Given exercise |
How many lines in these records hold the string "dashboard"? Reply with the number alone.
• • • •
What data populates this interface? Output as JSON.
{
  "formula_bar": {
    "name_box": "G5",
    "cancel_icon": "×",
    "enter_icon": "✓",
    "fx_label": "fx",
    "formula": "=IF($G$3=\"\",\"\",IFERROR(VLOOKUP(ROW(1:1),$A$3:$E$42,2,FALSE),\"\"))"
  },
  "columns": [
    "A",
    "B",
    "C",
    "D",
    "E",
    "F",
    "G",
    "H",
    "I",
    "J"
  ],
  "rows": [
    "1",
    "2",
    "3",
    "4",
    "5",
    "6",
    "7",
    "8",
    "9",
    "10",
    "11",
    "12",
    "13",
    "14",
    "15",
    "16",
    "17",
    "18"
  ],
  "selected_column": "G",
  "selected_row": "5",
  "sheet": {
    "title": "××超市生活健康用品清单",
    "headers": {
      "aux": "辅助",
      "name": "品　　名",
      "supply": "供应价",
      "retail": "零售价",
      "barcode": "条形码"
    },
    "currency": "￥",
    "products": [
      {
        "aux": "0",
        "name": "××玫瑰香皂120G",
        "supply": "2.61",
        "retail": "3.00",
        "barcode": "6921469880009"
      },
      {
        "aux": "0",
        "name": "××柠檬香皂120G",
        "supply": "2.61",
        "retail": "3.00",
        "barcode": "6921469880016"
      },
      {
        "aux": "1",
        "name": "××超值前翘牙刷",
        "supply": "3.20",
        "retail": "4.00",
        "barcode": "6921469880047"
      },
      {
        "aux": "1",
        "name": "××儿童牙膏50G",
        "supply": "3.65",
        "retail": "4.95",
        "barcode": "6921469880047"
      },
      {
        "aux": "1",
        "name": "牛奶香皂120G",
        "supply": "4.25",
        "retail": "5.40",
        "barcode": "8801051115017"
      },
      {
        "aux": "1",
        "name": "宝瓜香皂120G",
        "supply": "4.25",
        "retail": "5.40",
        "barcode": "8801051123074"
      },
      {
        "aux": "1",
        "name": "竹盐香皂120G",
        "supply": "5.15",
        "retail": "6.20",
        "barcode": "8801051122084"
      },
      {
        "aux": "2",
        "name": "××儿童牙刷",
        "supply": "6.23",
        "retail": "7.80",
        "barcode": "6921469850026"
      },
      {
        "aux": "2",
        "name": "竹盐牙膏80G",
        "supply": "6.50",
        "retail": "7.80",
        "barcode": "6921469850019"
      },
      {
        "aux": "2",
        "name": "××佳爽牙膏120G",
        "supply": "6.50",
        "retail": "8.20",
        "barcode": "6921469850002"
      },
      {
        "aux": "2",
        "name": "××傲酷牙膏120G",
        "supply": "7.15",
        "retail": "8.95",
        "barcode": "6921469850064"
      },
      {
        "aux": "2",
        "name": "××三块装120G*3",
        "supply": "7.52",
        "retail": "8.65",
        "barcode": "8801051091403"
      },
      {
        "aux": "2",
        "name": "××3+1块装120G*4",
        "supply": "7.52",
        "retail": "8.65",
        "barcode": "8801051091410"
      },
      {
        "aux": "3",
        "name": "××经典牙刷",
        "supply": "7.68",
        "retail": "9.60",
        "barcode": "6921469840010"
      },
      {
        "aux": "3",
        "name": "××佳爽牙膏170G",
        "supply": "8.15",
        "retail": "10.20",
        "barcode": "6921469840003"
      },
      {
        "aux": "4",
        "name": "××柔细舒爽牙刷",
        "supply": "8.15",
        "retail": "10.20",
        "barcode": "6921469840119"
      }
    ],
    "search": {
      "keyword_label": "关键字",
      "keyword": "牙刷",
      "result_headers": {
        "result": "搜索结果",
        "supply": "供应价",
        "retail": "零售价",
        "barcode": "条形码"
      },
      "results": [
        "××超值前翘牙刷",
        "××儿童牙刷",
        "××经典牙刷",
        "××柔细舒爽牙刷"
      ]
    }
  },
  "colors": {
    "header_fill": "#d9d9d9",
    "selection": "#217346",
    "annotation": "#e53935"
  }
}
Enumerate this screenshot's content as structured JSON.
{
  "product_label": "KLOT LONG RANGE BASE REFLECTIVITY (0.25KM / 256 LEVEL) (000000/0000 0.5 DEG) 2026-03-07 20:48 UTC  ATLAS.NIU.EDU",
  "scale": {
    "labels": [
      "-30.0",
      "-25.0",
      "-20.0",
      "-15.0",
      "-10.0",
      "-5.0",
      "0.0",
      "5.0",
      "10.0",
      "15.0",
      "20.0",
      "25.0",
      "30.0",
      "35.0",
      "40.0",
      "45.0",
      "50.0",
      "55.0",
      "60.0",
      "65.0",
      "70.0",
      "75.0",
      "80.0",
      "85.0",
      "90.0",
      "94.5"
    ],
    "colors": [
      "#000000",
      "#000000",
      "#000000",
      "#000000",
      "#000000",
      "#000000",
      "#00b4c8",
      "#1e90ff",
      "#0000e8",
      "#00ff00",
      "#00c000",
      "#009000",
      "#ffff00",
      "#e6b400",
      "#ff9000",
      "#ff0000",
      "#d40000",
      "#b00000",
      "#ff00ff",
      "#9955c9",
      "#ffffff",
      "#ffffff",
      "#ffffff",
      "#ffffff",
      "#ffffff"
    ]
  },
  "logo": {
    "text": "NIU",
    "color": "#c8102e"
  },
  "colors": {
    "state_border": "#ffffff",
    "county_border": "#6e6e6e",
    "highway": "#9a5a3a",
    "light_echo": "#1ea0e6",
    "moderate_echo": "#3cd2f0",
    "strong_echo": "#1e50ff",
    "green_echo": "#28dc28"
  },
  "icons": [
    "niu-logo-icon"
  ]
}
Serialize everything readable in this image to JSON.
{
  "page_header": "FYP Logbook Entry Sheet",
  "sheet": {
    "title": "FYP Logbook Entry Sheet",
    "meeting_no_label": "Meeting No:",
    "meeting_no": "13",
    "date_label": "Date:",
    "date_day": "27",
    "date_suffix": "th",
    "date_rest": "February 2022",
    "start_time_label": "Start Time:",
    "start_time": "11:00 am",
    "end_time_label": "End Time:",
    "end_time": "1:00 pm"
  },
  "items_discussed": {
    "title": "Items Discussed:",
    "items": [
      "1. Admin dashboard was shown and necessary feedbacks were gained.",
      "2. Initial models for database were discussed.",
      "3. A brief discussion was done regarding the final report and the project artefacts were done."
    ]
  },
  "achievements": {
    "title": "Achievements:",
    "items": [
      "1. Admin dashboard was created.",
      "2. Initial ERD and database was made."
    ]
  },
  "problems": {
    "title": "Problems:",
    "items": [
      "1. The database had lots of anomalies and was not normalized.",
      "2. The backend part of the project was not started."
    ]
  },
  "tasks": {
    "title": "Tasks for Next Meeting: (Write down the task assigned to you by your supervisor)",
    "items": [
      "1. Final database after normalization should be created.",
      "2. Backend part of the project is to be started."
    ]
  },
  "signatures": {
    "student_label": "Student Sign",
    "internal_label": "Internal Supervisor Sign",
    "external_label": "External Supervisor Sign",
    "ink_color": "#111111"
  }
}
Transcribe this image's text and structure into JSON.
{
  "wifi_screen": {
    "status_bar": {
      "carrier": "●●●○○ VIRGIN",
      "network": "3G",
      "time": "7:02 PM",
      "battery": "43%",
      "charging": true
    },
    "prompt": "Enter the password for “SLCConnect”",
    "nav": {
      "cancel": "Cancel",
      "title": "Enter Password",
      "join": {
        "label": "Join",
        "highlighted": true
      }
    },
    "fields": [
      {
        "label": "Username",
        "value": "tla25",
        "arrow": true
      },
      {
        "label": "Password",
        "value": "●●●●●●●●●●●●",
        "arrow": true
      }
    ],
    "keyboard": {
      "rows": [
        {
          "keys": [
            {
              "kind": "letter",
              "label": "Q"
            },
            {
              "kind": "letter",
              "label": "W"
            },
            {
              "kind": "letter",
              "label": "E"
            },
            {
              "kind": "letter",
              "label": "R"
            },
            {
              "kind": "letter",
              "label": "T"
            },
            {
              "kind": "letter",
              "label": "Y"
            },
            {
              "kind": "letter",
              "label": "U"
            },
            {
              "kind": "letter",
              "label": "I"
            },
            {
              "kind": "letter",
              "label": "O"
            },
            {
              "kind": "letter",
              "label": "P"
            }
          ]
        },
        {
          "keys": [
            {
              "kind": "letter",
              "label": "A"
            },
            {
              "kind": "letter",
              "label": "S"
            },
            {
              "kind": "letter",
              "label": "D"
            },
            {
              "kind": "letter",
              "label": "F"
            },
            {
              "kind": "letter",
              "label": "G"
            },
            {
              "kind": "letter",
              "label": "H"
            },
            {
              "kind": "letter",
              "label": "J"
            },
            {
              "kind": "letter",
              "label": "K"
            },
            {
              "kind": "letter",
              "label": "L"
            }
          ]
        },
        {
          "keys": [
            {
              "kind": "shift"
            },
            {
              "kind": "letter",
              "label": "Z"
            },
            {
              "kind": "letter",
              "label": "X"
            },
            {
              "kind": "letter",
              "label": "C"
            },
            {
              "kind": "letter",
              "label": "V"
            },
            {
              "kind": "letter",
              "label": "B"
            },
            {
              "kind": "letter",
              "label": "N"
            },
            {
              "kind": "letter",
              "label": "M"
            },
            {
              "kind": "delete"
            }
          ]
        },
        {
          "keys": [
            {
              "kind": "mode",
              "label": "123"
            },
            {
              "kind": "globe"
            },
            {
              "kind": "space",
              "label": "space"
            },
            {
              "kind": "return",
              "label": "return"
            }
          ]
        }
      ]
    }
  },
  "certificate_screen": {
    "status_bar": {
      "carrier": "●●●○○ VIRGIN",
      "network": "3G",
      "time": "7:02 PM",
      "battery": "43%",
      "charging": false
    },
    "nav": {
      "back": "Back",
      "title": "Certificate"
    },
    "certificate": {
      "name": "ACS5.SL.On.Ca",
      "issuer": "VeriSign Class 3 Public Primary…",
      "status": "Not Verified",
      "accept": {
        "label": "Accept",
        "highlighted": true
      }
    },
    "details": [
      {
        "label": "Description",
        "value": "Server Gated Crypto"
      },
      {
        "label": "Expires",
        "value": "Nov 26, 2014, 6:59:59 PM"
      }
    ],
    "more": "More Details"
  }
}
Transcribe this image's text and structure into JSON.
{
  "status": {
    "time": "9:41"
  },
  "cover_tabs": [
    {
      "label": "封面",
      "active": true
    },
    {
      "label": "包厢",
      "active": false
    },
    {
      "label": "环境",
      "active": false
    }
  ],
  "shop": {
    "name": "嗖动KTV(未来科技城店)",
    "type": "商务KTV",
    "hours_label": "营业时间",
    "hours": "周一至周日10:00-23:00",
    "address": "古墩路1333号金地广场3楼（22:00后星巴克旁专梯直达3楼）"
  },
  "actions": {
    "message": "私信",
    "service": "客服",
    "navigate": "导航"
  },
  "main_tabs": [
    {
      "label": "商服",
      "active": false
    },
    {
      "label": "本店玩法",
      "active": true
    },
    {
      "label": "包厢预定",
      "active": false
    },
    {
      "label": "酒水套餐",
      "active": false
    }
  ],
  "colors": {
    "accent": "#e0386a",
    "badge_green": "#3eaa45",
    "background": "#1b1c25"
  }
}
• • • •
Solution below |
2